Restate every entry word for word.

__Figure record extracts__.

* * * * * * * * *

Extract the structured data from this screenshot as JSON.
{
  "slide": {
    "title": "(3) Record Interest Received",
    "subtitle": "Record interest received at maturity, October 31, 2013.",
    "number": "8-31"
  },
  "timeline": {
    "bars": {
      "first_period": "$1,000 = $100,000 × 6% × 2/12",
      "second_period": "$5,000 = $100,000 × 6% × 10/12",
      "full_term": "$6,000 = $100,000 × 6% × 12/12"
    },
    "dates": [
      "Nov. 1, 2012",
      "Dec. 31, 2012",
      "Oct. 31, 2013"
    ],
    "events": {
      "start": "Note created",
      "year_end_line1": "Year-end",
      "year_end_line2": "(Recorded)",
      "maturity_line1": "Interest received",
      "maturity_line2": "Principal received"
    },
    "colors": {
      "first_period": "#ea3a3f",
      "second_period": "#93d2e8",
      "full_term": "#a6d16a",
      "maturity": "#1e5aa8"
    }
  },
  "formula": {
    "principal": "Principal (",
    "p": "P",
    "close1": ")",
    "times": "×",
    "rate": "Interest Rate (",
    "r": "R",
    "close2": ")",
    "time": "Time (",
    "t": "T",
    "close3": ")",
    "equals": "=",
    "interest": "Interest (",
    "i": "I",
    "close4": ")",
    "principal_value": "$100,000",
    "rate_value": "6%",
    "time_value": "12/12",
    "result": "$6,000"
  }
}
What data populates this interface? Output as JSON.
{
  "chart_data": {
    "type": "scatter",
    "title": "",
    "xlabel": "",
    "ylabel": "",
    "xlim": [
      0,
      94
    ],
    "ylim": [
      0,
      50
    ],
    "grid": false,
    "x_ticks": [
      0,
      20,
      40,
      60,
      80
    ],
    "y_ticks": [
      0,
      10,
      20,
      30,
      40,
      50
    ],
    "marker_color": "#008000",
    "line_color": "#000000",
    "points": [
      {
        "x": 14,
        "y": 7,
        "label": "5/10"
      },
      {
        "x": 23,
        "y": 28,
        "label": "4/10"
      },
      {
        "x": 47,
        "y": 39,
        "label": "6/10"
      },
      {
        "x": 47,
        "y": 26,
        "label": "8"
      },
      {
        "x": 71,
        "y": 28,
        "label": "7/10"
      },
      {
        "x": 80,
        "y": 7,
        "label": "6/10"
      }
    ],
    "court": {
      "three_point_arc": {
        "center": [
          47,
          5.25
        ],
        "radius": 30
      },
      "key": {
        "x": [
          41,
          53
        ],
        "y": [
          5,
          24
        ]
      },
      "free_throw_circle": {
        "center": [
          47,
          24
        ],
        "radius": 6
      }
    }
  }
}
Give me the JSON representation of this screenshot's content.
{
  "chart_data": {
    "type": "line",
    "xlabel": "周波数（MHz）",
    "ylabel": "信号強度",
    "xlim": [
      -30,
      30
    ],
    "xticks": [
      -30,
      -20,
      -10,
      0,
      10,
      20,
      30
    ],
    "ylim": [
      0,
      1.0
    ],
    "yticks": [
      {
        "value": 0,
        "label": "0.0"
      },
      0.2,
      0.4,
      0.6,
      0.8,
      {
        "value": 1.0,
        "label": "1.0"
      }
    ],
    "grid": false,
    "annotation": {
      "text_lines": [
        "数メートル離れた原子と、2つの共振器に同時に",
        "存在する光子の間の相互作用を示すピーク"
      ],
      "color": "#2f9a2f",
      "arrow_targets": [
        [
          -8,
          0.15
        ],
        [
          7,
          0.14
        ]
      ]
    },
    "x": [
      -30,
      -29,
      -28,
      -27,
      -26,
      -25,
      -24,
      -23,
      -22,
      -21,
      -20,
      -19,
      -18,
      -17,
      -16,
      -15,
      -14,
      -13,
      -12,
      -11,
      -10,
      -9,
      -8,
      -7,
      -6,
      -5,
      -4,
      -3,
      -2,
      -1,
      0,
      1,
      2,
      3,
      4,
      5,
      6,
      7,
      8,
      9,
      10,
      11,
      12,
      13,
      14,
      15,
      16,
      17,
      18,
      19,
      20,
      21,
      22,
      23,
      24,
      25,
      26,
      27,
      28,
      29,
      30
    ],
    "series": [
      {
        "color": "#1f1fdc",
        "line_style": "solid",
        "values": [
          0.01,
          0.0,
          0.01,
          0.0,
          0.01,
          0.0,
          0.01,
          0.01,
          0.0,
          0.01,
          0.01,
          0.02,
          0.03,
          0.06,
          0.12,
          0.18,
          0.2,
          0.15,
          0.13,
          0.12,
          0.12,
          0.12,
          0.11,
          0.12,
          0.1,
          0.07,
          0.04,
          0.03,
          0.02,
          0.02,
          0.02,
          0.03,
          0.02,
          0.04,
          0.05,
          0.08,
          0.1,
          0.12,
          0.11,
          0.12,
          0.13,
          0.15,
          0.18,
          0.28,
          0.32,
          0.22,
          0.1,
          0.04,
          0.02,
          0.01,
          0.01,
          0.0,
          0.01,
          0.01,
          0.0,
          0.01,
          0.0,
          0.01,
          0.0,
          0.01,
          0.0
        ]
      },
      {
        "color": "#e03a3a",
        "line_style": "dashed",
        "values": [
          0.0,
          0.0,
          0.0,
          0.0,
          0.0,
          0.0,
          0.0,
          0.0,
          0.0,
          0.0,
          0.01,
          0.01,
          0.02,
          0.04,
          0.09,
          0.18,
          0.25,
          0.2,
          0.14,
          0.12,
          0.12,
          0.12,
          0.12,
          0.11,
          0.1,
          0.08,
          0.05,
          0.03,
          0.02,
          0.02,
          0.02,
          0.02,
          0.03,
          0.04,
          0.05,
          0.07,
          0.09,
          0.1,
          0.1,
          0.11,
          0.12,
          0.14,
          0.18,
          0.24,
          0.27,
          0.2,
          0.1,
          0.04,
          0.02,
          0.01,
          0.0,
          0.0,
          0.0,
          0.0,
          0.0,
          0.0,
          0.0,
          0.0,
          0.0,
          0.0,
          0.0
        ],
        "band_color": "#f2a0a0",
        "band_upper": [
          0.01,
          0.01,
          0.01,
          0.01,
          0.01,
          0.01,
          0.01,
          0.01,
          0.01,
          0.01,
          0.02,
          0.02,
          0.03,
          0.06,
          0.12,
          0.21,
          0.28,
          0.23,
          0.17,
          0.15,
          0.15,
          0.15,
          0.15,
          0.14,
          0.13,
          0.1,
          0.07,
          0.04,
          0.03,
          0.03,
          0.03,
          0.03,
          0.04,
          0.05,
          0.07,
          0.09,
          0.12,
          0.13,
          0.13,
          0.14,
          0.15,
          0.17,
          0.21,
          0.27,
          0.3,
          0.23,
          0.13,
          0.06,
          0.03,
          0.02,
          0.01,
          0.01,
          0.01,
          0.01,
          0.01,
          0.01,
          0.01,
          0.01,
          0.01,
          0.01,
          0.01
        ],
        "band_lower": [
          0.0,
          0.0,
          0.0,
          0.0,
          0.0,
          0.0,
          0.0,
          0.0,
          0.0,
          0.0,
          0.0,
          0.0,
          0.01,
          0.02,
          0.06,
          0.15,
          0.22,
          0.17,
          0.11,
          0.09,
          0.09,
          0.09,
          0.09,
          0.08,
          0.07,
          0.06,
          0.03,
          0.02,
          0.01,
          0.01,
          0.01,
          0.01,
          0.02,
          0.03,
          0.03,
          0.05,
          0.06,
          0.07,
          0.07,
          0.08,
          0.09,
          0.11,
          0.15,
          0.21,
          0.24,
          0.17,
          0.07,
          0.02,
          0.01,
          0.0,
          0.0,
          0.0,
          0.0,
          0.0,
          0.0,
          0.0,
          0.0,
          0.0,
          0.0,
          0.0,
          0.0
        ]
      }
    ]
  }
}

* * * * * * * * *

__CORRECT OUTPUT__.
Extract the structured data from this screenshot as JSON.
{
  "slide": {
    "title": "(3) Record Interest Received",
    "subtitle": "Record interest received at maturity, October 31, 2013.",
    "number": "8-31"
  },
  "timeline": {
    "bars": {
      "first_period": "$1,000 = $100,000 × 6% × 2/12",
      "second_period": "$5,000 = $100,000 × 6% × 10/12",
      "full_term": "$6,000 = $100,000 × 6% × 12/12"
    },
    "dates": [
      "Nov. 1, 2012",
      "Dec. 31, 2012",
      "Oct. 31, 2013"
    ],
    "events": {
      "start": "Note created",
      "year_end_line1": "Year-end",
      "year_end_line2": "(Recorded)",
      "maturity_line1": "Interest received",
      "maturity_line2": "Principal received"
    },
    "colors": {
      "first_period": "#ea3a3f",
      "second_period": "#93d2e8",
      "full_term": "#a6d16a",
      "maturity": "#1e5aa8"
    }
  },
  "formula": {
    "principal": "Principal (",
    "p": "P",
    "close1": ")",
    "times": "×",
    "rate": "Interest Rate (",
    "r": "R",
    "close2": ")",
    "time": "Time (",
    "t": "T",
    "close3": ")",
    "equals": "=",
    "interest": "Interest (",
    "i": "I",
    "close4": ")",
    "principal_value": "$100,000",
    "rate_value": "6%",
    "time_value": "12/12",
    "result": "$6,000"
  }
}
What data populates this interface? Output as JSON.
{
  "chart_data": {
    "type": "scatter",
    "title": "",
    "xlabel": "",
    "ylabel": "",
    "xlim": [
      0,
      94
    ],
    "ylim": [
      0,
      50
    ],
    "grid": false,
    "x_ticks": [
      0,
      20,
      40,
      60,
      80
    ],
    "y_ticks": [
      0,
      10,
      20,
      30,
      40,
      50
    ],
    "marker_color": "#008000",
    "line_color": "#000000",
    "points": [
      {
        "x": 14,
        "y": 7,
        "label": "5/10"
      },
      {
        "x": 23,
        "y": 28,
        "label": "4/10"
      },
      {
        "x": 47,
        "y": 39,
        "label": "6/10"
      },
      {
        "x": 47,
        "y": 26,
        "label": "8"
      },
      {
        "x": 71,
        "y": 28,
        "label": "7/10"
      },
      {
        "x": 80,
        "y": 7,
        "label": "6/10"
      }
    ],
    "court": {
      "three_point_arc": {
        "center": [
          47,
          5.25
        ],
        "radius": 30
      },
      "key": {
        "x": [
          41,
          53
        ],
        "y": [
          5,
          24
        ]
      },
      "free_throw_circle": {
        "center": [
          47,
          24
        ],
        "radius": 6
      }
    }
  }
}
Give me the JSON representation of this screenshot's content.
{
  "chart_data": {
    "type": "line",
    "xlabel": "周波数（MHz）",
    "ylabel": "信号強度",
    "xlim": [
      -30,
      30
    ],
    "xticks": [
      -30,
      -20,
      -10,
      0,
      10,
      20,
      30
    ],
    "ylim": [
      0,
      1.0
    ],
    "yticks": [
      {
        "value": 0,
        "label": "0.0"
      },
      0.2,
      0.4,
      0.6,
      0.8,
      {
        "value": 1.0,
        "label": "1.0"
      }
    ],
    "grid": false,
    "annotation": {
      "text_lines": [
        "数メートル離れた原子と、2つの共振器に同時に",
        "存在する光子の間の相互作用を示すピーク"
      ],
      "color": "#2f9a2f",
      "arrow_targets": [
        [
          -8,
          0.15
        ],
        [
          7,
          0.14
        ]
      ]
    },
    "x": [
      -30,
      -29,
      -28,
      -27,
      -26,
      -25,
      -24,
      -23,
      -22,
      -21,
      -20,
      -19,
      -18,
      -17,
      -16,
      -15,
      -14,
      -13,
      -12,
      -11,
      -10,
      -9,
      -8,
      -7,
      -6,
      -5,
      -4,
      -3,
      -2,
      -1,
      0,
      1,
      2,
      3,
      4,
      5,
      6,
      7,
      8,
      9,
      10,
      11,
      12,
      13,
      14,
      15,
      16,
      17,
      18,
      19,
      20,
      21,
      22,
      23,
      24,
      25,
      26,
      27,
      28,
      29,
      30
    ],
    "series": [
      {
        "color": "#1f1fdc",
        "line_style": "solid",
        "values": [
          0.01,
          0.0,
          0.01,
          0.0,
          0.01,
          0.0,
          0.01,
          0.01,
          0.0,
          0.01,
          0.01,
          0.02,
          0.03,
          0.06,
          0.12,
          0.18,
          0.2,
          0.15,
          0.13,
          0.12,
          0.12,
          0.12,
          0.11,
          0.12,
          0.1,
          0.07,
          0.04,
          0.03,
          0.02,
          0.02,
          0.02,
          0.03,
          0.02,
          0.04,
          0.05,
          0.08,
          0.1,
          0.12,
          0.11,
          0.12,
          0.13,
          0.15,
          0.18,
          0.28,
          0.32,
          0.22,
          0.1,
          0.04,
          0.02,
          0.01,
          0.01,
          0.0,
          0.01,
          0.01,
          0.0,
          0.01,
          0.0,
          0.01,
          0.0,
          0.01,
          0.0
        ]
      },
      {
        "color": "#e03a3a",
        "line_style": "dashed",
        "values": [
          0.0,
          0.0,
          0.0,
          0.0,
          0.0,
          0.0,
          0.0,
          0.0,
          0.0,
          0.0,
          0.01,
          0.01,
          0.02,
          0.04,
          0.09,
          0.18,
          0.25,
          0.2,
          0.14,
          0.12,
          0.12,
          0.12,
          0.12,
          0.11,
          0.1,
          0.08,
          0.05,
          0.03,
          0.02,
          0.02,
          0.02,
          0.02,
          0.03,
          0.04,
          0.05,
          0.07,
          0.09,
          0.1,
          0.1,
          0.11,
          0.12,
          0.14,
          0.18,
          0.24,
          0.27,
          0.2,
          0.1,
          0.04,
          0.02,
          0.01,
          0.0,
          0.0,
          0.0,
          0.0,
          0.0,
          0.0,
          0.0,
          0.0,
          0.0,
          0.0,
          0.0
        ],
        "band_color": "#f2a0a0",
        "band_upper": [
          0.01,
          0.01,
          0.01,
          0.01,
          0.01,
          0.01,
          0.01,
          0.01,
          0.01,
          0.01,
          0.02,
          0.02,
          0.03,
          0.06,
          0.12,
          0.21,
          0.28,
          0.23,
          0.17,
          0.15,
          0.15,
          0.15,
          0.15,
          0.14,
          0.13,
          0.1,
          0.07,
          0.04,
          0.03,
          0.03,
          0.03,
          0.03,
          0.04,
          0.05,
          0.07,
          0.09,
          0.12,
          0.13,
          0.13,
          0.14,
          0.15,
          0.17,
          0.21,
          0.27,
          0.3,
          0.23,
          0.13,
          0.06,
          0.03,
          0.02,
          0.01,
          0.01,
          0.01,
          0.01,
          0.01,
          0.01,
          0.01,
          0.01,
          0.01,
          0.01,
          0.01
        ],
        "band_lower": [
          0.0,
          0.0,
          0.0,
          0.0,
          0.0,
          0.0,
          0.0,
          0.0,
          0.0,
          0.0,
          0.0,
          0.0,
          0.01,
          0.02,
          0.06,
          0.15,
          0.22,
          0.17,
          0.11,
          0.09,
          0.09,
          0.09,
          0.09,
          0.08,
          0.07,
          0.06,
          0.03,
          0.02,
          0.01,
          0.01,
          0.01,
          0.01,
          0.02,
          0.03,
          0.03,
          0.05,
          0.06,
          0.07,
          0.07,
          0.08,
          0.09,
          0.11,
          0.15,
          0.21,
          0.24,
          0.17,
          0.07,
          0.02,
          0.01,
          0.0,
          0.0,
          0.0,
          0.0,
          0.0,
          0.0,
          0.0,
          0.0,
          0.0,
          0.0,
          0.0,
          0.0
        ]
      }
    ]
  }
}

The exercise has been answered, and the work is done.